Given task
Return nothing but the lines from the line with "Extract the structured" through the last line of the entries that follow, copied exactly and free of pictures.

======== Materials provided

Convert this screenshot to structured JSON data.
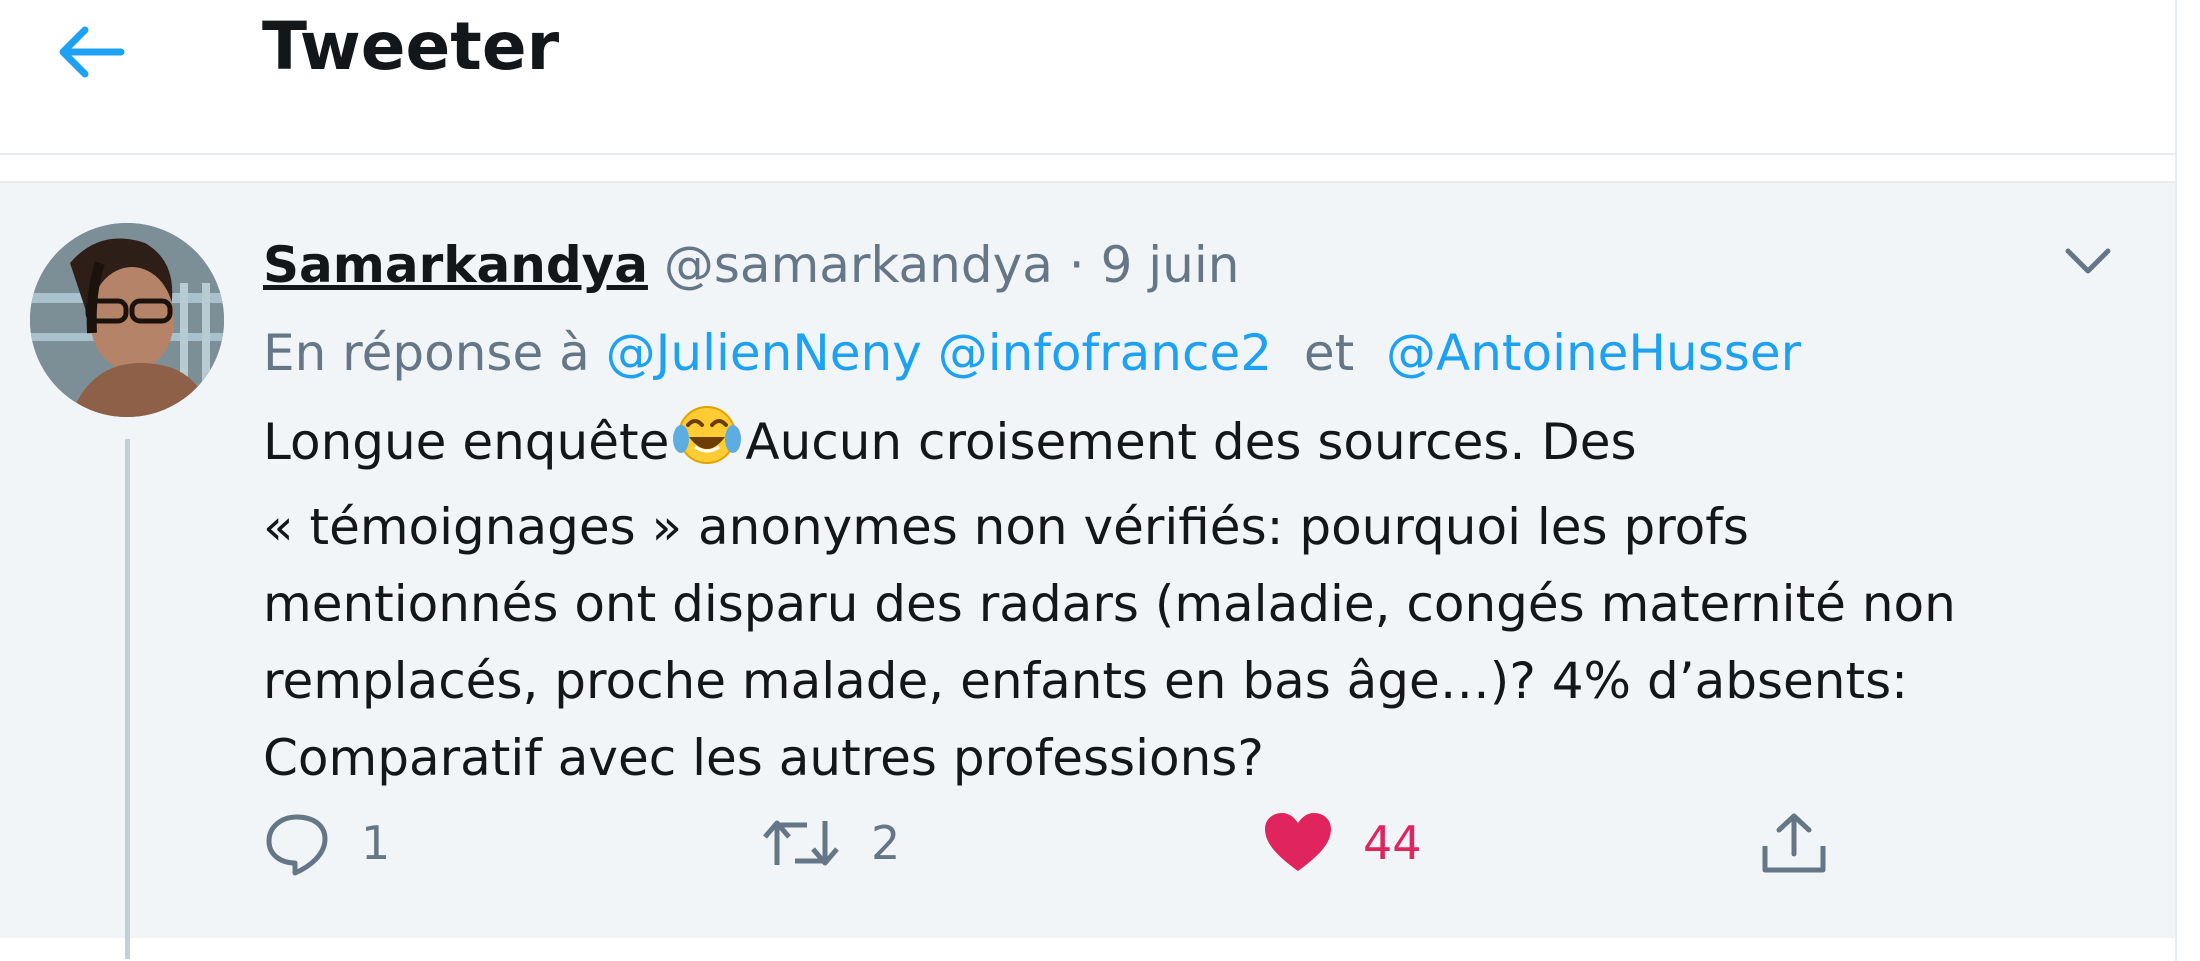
{
  "header": {
    "title": "Tweeter",
    "back_icon": "arrow-left-icon"
  },
  "tweet": {
    "display_name": "Samarkandya",
    "handle": "@samarkandya",
    "separator": "·",
    "date": "9 juin",
    "reply_prefix": "En réponse à",
    "mentions": [
      "@JulienNeny",
      "@infofrance2",
      "@AntoineHusser"
    ],
    "mention_joiner": "et",
    "text_part1": "Longue enquête",
    "emoji": "face-with-tears-of-joy",
    "text_part2": "Aucun croisement des sources. Des\n« témoignages » anonymes non vérifiés: pourquoi les profs\nmentionnés ont disparu des radars (maladie, congés maternité non\nremplacés, proche malade, enfants en bas âge…)? 4% d’absents:\nComparatif avec les autres professions?",
    "actions": {
      "reply_count": "1",
      "retweet_count": "2",
      "like_count": "44"
    }
  },
  "colors": {
    "accent": "#1da1f2",
    "like": "#e0245e",
    "muted": "#657786",
    "text": "#14171a",
    "tweet_bg": "#f2f5f8"
  }
}
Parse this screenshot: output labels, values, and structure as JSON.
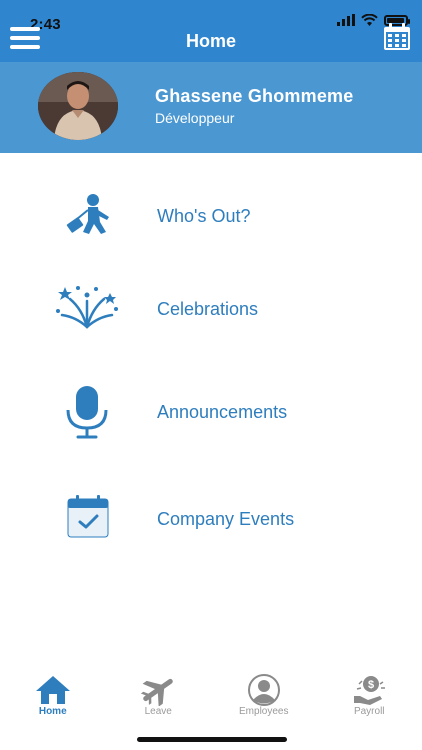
{
  "status_bar": {
    "time": "2:43"
  },
  "header": {
    "title": "Home"
  },
  "profile": {
    "name": "Ghassene Ghommeme",
    "role": "Développeur"
  },
  "menu": [
    {
      "label": "Who's Out?",
      "icon": "traveler-icon"
    },
    {
      "label": "Celebrations",
      "icon": "fireworks-icon"
    },
    {
      "label": "Announcements",
      "icon": "microphone-icon"
    },
    {
      "label": "Company Events",
      "icon": "calendar-check-icon"
    }
  ],
  "tabs": [
    {
      "label": "Home",
      "icon": "home-icon",
      "active": true
    },
    {
      "label": "Leave",
      "icon": "airplane-icon",
      "active": false
    },
    {
      "label": "Employees",
      "icon": "user-icon",
      "active": false
    },
    {
      "label": "Payroll",
      "icon": "payroll-icon",
      "active": false
    }
  ],
  "colors": {
    "header": "#2f86cf",
    "profile": "#4a97d2",
    "accent": "#2e7ebe",
    "inactive": "#9a9a9a"
  }
}
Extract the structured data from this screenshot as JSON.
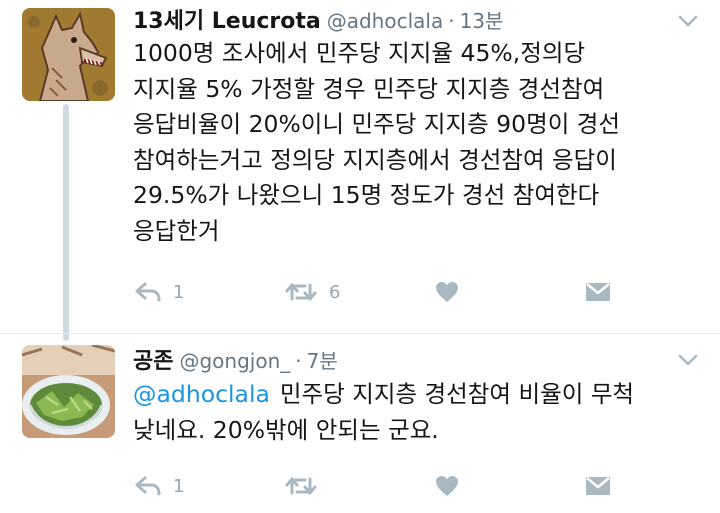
{
  "tweets": [
    {
      "display_name": "13세기 Leucrota",
      "handle": "@adhoclala",
      "separator": "·",
      "time": "13분",
      "text_lines": [
        "1000명 조사에서 민주당 지지율 45%,정의당",
        "지지율 5% 가정할 경우 민주당 지지층 경선참여",
        "응답비율이 20%이니 민주당 지지층 90명이 경선",
        "참여하는거고 정의당 지지층에서 경선참여 응답이",
        "29.5%가 나왔으니 15명 정도가 경선 참여한다",
        "응답한거"
      ],
      "reply_count": "1",
      "retweet_count": "6",
      "avatar_icon": "wolf-creature-avatar"
    },
    {
      "display_name": "공존",
      "handle": "@gongjon_",
      "separator": "·",
      "time": "7분",
      "mention": "@adhoclala",
      "text_line1": "민주당 지지층 경선참여 비율이 무척",
      "text_line2": "낮네요. 20%밖에 안되는 군요.",
      "reply_count": "1",
      "avatar_icon": "salad-bowl-avatar"
    }
  ],
  "colors": {
    "text": "#14171a",
    "secondary": "#657786",
    "link": "#1b95e0",
    "action_icon": "#aab8c2"
  }
}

================

Written response
Extract the structured data from this screenshot as JSON.
{
  "tweets": [
    {
      "display_name": "13세기 Leucrota",
      "handle": "@adhoclala",
      "separator": "·",
      "time": "13분",
      "text_lines": [
        "1000명 조사에서 민주당 지지율 45%,정의당",
        "지지율 5% 가정할 경우 민주당 지지층 경선참여",
        "응답비율이 20%이니 민주당 지지층 90명이 경선",
        "참여하는거고 정의당 지지층에서 경선참여 응답이",
        "29.5%가 나왔으니 15명 정도가 경선 참여한다",
        "응답한거"
      ],
      "reply_count": "1",
      "retweet_count": "6",
      "avatar_icon": "wolf-creature-avatar"
    },
    {
      "display_name": "공존",
      "handle": "@gongjon_",
      "separator": "·",
      "time": "7분",
      "mention": "@adhoclala",
      "text_line1": "민주당 지지층 경선참여 비율이 무척",
      "text_line2": "낮네요. 20%밖에 안되는 군요.",
      "reply_count": "1",
      "avatar_icon": "salad-bowl-avatar"
    }
  ],
  "colors": {
    "text": "#14171a",
    "secondary": "#657786",
    "link": "#1b95e0",
    "action_icon": "#aab8c2"
  }
}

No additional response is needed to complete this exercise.